◆ **Stated task**: Exactly repeat the material, dropping only the pictures.

◆ **Raw records**:
* * *

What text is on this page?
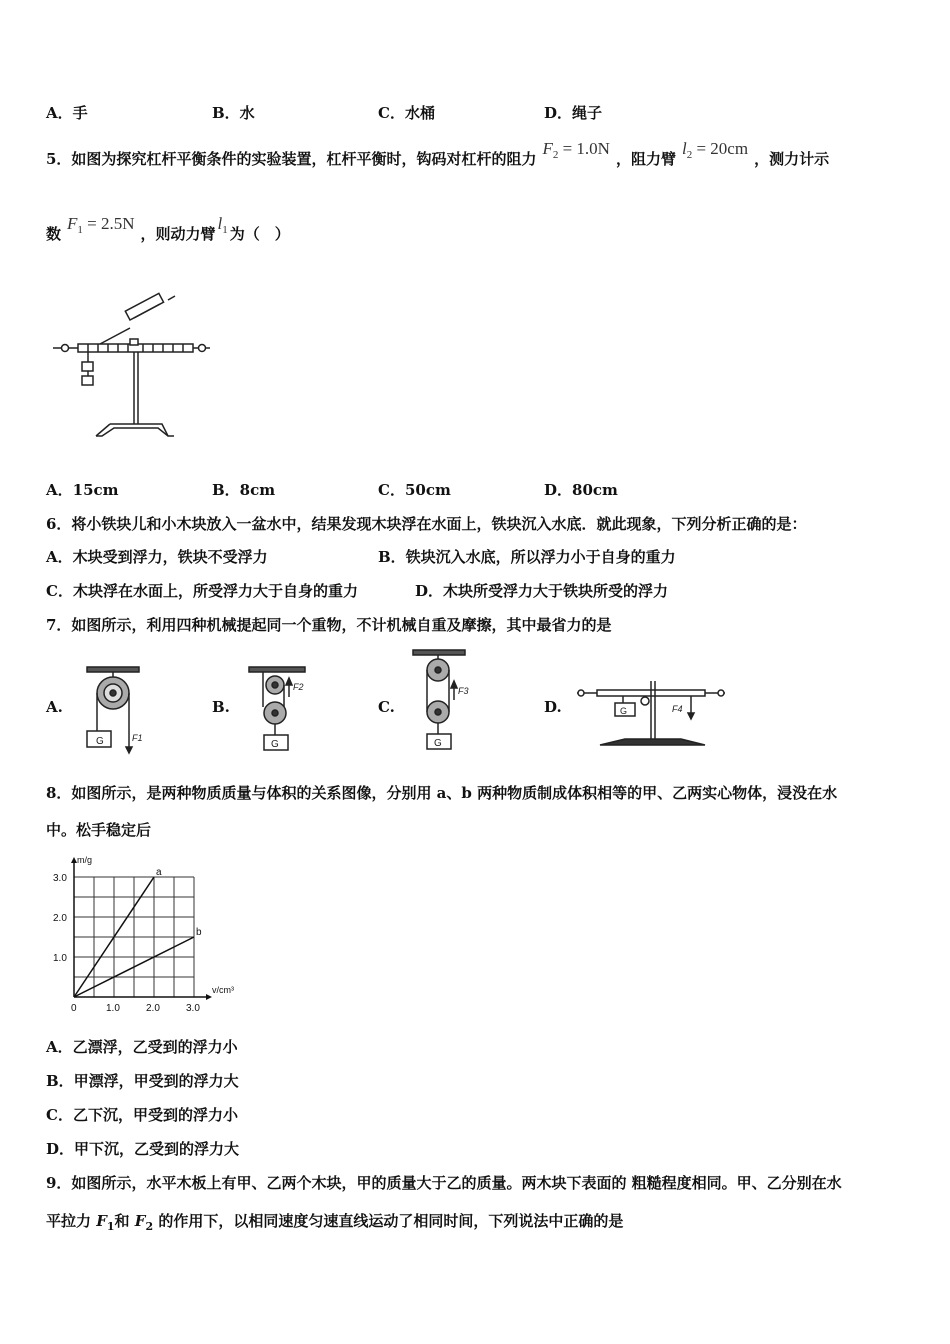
A．手	B．水	C．水桶	D．绳子
5．如图为探究杠杆平衡条件的实验装置，杠杆平衡时，钩码对杠杆的阻力$F_2 = 1.0N$，阻力臂$l_2 = 20cm$，测力计示
数$F_1 = 2.5N$，则动力臂$l_1$ 为（　）
A．15cm	B．8cm	C．50cm	D．80cm
6．将小铁块儿和小木块放入一盆水中，结果发现木块浮在水面上，铁块沉入水底．就此现象，下列分析正确的是：
A．木块受到浮力，铁块不受浮力	B．铁块沉入水底，所以浮力小于自身的重力
C．木块浮在水面上，所受浮力大于自身的重力	D．木块所受浮力大于铁块所受的浮力
7．如图所示，利用四种机械提起同一个重物，不计机械自重及摩擦，其中最省力的是
A.	B.	C.	D.
G	F1
G
F2
G
F3
G	F4
8．如图所示，是两种物质质量与体积的关系图像，分别用 a、b 两种物质制成体积相等的甲、乙两实心物体，浸没在水
中。松手稳定后
a
b
0	1.0	2.0	3.0
1.0
2.0
3.0
v/cm³
m/g
A．乙漂浮，乙受到的浮力小
B．甲漂浮，甲受到的浮力大
C．乙下沉，甲受到的浮力小
D．甲下沉，乙受到的浮力大
9．如图所示，水平木板上有甲、乙两个木块，甲的质量大于乙的质量。两木块下表面的 粗糙程度相同。甲、乙分别在水
平拉力 $F_1$和 $F_2$ 的作用下，以相同速度匀速直线运动了相同时间，下列说法中正确的是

* * *

◆ **Solution to the problem**:
What text is on this page?
A．手	B．水	C．水桶	D．绳子
5．如图为探究杠杆平衡条件的实验装置，杠杆平衡时，钩码对杠杆的阻力$F_2 = 1.0N$，阻力臂$l_2 = 20cm$，测力计示
数$F_1 = 2.5N$，则动力臂$l_1$ 为（　）
A．15cm	B．8cm	C．50cm	D．80cm
6．将小铁块儿和小木块放入一盆水中，结果发现木块浮在水面上，铁块沉入水底．就此现象，下列分析正确的是：
A．木块受到浮力，铁块不受浮力	B．铁块沉入水底，所以浮力小于自身的重力
C．木块浮在水面上，所受浮力大于自身的重力	D．木块所受浮力大于铁块所受的浮力
7．如图所示，利用四种机械提起同一个重物，不计机械自重及摩擦，其中最省力的是
A.	B.	C.	D.
G	F1
G
F2
G
F3
G	F4
8．如图所示，是两种物质质量与体积的关系图像，分别用 a、b 两种物质制成体积相等的甲、乙两实心物体，浸没在水
中。松手稳定后
a
b
0	1.0	2.0	3.0
1.0
2.0
3.0
v/cm³
m/g
A．乙漂浮，乙受到的浮力小
B．甲漂浮，甲受到的浮力大
C．乙下沉，甲受到的浮力小
D．甲下沉，乙受到的浮力大
9．如图所示，水平木板上有甲、乙两个木块，甲的质量大于乙的质量。两木块下表面的 粗糙程度相同。甲、乙分别在水
平拉力 $F_1$和 $F_2$ 的作用下，以相同速度匀速直线运动了相同时间，下列说法中正确的是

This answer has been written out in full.